**GIVEN RECORDS:**

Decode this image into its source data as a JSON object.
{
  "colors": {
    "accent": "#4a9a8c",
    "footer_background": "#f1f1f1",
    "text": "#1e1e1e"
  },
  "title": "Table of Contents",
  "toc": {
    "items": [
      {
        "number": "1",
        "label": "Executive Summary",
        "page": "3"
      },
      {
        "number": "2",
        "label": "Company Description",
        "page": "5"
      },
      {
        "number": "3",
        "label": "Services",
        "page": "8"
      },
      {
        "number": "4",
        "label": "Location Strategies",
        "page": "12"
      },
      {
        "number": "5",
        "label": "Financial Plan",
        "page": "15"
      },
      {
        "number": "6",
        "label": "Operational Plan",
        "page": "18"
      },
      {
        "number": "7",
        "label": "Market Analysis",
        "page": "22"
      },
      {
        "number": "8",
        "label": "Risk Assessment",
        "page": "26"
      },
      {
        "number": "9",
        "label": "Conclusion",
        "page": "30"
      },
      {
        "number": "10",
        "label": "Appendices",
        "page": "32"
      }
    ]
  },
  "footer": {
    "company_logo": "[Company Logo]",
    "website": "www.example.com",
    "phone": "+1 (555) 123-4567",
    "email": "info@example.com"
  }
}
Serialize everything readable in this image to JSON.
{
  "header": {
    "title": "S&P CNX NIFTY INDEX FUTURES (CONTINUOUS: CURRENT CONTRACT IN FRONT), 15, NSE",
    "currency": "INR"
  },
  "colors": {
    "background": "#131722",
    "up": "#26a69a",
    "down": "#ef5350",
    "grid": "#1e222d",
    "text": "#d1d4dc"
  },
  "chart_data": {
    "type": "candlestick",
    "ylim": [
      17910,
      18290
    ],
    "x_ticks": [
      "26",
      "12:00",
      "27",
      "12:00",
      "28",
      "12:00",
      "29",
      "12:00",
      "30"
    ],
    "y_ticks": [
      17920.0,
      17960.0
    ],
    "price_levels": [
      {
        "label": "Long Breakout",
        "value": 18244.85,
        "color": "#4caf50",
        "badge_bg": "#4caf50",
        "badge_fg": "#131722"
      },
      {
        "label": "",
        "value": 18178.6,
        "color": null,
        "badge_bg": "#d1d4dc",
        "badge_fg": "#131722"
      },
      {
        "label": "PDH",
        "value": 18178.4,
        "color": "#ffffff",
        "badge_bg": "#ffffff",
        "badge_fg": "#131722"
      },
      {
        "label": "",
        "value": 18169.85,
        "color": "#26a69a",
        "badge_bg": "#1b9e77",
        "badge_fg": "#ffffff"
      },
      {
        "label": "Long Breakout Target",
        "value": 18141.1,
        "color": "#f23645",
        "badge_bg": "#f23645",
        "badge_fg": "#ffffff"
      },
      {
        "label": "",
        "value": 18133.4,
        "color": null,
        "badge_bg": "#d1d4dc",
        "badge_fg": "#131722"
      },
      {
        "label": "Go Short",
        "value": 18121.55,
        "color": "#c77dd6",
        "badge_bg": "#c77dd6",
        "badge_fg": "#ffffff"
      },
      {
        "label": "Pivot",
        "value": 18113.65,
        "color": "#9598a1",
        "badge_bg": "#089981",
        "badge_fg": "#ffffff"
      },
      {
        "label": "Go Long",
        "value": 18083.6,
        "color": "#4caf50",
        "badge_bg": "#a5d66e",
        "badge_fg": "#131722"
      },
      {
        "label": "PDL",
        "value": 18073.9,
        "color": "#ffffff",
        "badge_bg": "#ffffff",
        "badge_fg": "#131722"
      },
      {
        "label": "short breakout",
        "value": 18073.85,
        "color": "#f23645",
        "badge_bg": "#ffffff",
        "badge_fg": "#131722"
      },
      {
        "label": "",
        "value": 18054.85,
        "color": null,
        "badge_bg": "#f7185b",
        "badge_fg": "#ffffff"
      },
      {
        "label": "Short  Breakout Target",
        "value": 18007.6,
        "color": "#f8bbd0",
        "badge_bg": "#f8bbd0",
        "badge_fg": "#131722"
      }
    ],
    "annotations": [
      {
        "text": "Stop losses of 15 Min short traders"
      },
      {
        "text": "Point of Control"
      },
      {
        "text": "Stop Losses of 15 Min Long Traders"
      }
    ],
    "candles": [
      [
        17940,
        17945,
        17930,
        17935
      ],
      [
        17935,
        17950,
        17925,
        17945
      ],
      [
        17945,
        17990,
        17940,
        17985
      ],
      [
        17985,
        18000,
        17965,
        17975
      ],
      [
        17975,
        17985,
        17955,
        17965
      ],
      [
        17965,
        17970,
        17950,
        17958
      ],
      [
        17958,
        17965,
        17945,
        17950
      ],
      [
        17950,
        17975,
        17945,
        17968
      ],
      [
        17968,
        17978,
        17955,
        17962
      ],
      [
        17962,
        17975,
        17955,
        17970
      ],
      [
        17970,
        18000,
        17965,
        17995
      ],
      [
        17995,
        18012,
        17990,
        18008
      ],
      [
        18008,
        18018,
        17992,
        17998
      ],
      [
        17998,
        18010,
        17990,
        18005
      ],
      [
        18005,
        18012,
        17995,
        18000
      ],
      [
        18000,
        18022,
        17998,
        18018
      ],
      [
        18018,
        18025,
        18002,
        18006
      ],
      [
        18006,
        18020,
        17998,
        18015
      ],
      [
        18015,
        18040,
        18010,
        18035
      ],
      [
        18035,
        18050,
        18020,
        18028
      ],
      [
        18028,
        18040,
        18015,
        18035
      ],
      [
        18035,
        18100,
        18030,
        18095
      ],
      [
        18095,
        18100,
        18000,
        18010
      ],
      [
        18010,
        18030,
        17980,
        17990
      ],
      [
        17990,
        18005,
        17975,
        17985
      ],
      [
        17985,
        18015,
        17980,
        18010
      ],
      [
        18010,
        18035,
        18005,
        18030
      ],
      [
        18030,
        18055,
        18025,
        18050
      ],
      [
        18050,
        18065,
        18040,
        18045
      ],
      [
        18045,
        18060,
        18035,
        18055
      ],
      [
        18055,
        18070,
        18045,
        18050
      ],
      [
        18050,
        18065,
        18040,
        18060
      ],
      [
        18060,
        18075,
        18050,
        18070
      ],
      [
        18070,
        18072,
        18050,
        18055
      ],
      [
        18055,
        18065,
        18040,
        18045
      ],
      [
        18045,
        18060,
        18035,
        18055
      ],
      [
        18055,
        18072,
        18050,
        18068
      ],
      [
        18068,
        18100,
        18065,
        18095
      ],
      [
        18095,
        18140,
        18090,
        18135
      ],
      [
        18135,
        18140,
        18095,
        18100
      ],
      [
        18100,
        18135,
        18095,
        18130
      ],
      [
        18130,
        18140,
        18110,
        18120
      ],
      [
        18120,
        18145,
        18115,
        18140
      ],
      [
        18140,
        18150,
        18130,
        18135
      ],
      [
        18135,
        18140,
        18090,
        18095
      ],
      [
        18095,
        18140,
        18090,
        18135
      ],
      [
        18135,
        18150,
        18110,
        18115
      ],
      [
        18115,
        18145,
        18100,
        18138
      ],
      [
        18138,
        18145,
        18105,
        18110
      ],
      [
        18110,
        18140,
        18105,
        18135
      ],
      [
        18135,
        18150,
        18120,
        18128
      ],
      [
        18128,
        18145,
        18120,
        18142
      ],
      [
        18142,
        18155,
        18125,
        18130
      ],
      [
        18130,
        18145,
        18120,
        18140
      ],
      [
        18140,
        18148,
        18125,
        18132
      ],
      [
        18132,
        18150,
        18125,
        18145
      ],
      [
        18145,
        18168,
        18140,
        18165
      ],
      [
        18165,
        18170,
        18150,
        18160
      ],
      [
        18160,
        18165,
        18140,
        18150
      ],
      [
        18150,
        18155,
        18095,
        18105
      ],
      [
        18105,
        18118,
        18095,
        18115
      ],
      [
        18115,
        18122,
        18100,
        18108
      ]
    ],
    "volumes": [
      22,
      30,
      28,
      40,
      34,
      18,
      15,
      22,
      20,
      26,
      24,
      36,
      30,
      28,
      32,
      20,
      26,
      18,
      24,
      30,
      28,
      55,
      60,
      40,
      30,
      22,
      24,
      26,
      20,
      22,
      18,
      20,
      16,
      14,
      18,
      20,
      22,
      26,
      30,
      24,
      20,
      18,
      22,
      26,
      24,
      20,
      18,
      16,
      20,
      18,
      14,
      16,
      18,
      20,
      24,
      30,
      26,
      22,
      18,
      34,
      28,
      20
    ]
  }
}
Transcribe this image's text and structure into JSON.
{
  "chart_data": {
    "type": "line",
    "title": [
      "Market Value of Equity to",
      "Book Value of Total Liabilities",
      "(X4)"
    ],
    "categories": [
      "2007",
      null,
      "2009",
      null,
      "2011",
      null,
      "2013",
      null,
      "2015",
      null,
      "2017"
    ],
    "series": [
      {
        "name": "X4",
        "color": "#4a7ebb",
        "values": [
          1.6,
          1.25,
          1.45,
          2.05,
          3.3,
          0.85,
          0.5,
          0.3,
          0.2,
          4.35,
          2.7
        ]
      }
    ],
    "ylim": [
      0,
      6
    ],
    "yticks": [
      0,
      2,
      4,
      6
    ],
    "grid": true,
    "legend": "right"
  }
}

**TASK INSTRUCTIONS:** Report how many lines hold the string "this", giving the number and nothing else.

**PROBLEM SOLUTION:** 3